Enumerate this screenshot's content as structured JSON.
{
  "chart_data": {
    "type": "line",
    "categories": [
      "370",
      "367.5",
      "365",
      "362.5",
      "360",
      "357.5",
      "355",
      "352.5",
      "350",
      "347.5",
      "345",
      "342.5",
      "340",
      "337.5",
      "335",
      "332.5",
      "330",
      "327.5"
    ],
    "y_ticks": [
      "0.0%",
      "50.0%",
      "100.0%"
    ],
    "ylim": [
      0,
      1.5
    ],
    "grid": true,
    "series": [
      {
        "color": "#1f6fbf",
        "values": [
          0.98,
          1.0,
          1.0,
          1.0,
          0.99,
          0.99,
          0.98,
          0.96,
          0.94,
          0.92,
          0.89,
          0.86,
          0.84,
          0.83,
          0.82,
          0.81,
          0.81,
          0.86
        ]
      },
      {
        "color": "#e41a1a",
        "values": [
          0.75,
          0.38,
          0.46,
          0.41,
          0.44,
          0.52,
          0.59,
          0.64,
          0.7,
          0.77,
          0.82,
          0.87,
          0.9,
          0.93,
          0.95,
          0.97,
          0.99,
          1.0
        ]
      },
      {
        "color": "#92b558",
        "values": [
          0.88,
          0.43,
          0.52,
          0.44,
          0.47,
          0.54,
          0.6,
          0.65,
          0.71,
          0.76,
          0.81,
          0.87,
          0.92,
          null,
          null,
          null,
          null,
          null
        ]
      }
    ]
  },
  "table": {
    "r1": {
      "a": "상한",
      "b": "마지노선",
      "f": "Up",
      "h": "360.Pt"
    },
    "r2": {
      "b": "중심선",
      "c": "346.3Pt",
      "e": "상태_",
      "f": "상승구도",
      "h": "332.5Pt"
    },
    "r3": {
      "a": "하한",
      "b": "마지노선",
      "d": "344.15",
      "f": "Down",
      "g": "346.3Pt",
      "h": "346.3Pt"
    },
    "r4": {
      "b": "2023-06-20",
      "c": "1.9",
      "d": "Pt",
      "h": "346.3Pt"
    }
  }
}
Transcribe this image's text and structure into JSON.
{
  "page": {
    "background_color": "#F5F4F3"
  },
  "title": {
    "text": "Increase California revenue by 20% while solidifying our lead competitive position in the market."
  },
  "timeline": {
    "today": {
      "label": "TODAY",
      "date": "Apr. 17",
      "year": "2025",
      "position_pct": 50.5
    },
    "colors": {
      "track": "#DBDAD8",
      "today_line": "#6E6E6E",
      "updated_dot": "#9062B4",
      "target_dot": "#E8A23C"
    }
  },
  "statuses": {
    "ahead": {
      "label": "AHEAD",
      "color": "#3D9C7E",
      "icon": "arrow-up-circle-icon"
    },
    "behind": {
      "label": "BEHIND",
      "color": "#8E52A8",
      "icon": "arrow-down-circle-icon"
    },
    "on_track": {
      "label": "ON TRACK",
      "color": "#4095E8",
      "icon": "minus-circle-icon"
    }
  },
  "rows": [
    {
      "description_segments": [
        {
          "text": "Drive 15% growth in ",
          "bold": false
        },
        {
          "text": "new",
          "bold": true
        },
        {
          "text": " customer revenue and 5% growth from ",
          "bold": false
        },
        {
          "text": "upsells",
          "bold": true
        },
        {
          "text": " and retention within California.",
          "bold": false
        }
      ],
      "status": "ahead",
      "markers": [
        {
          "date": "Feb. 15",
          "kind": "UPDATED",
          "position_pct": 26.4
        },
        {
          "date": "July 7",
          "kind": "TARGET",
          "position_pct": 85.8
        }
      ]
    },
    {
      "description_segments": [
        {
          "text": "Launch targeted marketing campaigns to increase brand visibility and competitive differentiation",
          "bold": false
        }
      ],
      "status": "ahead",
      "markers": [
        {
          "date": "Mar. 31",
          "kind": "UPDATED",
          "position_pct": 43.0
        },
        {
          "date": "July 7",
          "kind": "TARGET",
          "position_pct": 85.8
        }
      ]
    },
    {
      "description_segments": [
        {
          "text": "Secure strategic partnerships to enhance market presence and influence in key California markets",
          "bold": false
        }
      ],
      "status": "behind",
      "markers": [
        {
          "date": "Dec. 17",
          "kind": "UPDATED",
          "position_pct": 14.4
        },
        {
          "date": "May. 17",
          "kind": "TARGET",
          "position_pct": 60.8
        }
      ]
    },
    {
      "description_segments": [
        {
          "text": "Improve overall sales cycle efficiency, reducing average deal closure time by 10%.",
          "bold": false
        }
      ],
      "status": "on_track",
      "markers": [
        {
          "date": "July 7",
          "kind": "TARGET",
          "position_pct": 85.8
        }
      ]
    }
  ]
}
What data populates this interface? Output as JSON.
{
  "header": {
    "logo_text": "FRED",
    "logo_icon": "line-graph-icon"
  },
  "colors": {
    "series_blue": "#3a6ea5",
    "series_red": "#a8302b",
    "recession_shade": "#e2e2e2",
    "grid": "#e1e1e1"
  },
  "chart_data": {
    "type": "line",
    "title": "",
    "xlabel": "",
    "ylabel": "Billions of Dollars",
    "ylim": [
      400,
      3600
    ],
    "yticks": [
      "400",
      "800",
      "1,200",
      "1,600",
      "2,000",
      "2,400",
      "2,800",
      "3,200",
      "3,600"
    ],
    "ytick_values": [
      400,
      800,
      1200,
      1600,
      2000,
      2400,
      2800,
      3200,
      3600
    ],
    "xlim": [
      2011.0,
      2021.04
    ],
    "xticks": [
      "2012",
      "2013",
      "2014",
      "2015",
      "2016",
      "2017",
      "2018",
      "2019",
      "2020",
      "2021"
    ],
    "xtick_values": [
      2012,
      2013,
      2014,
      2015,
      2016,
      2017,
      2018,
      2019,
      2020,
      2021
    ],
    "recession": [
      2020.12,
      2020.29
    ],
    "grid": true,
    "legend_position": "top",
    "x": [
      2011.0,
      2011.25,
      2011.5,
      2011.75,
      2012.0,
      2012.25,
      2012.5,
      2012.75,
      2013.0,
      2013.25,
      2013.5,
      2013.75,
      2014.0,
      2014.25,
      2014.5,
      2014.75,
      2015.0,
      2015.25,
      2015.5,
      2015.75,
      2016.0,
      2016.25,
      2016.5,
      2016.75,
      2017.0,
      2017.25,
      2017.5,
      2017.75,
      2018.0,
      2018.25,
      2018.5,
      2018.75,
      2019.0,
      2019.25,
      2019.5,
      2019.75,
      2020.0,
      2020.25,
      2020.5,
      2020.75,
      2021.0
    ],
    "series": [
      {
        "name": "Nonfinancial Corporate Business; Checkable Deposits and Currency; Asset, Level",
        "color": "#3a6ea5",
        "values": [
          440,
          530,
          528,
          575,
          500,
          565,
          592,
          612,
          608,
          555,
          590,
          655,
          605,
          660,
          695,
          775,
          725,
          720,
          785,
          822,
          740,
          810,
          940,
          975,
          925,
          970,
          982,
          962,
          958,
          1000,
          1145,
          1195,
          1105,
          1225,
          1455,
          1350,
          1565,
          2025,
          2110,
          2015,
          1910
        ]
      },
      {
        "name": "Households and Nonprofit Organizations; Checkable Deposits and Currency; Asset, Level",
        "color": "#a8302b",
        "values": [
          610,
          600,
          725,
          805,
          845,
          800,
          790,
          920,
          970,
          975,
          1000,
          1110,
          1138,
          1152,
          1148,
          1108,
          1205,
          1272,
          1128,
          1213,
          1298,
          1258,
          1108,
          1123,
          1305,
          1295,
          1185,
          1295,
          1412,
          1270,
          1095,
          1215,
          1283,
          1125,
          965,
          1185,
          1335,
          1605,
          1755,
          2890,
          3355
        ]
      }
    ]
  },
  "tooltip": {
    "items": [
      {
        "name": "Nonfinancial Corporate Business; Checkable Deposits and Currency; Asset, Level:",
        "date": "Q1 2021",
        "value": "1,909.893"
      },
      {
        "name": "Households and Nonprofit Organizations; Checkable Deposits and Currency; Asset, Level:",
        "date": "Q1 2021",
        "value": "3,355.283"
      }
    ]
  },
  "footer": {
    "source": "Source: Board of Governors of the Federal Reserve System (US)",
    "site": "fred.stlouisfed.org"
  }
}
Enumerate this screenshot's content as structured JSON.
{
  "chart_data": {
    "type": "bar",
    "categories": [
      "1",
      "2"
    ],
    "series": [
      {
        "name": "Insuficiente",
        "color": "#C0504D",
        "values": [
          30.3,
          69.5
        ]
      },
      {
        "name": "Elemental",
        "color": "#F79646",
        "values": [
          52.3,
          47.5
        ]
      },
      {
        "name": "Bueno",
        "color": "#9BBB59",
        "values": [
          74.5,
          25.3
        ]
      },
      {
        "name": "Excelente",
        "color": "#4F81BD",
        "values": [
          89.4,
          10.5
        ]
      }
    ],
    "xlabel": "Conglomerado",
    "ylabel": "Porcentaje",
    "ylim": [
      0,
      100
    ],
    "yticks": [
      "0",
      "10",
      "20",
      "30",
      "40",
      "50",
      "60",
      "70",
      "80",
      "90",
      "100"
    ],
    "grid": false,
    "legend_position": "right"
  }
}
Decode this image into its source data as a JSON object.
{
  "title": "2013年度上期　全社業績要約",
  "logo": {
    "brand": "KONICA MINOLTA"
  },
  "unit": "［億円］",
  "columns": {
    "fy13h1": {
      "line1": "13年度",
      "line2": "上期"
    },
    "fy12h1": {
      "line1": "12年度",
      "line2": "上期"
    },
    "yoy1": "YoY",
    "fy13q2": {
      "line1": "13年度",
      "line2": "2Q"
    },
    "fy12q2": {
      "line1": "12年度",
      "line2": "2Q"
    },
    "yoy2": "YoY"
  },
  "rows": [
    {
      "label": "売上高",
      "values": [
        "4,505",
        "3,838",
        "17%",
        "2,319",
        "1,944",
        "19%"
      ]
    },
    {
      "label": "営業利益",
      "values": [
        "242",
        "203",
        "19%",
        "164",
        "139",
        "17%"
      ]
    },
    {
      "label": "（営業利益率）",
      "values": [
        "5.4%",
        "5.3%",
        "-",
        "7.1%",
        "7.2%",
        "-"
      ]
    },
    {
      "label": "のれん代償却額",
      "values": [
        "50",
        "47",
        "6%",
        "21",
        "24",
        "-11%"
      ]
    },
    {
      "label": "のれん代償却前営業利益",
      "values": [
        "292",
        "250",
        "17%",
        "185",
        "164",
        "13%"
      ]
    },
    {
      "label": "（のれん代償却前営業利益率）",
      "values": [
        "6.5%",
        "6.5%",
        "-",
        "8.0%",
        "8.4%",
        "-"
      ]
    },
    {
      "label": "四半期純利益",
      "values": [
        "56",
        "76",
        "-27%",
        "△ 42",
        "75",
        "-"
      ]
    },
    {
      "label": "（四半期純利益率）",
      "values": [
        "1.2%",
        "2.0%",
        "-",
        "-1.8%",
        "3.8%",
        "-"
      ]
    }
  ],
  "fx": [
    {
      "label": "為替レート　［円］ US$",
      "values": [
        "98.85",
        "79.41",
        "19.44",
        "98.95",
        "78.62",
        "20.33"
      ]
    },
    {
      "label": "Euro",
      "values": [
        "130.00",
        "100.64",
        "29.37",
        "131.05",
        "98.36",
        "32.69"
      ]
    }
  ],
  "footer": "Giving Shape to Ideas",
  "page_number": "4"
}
┄┄┄┄┄┄
> **JOB**
Count the lines that include the word "Nonfinancial" and state the result as a bare number.

> **EXERCISE OUTPUT**
2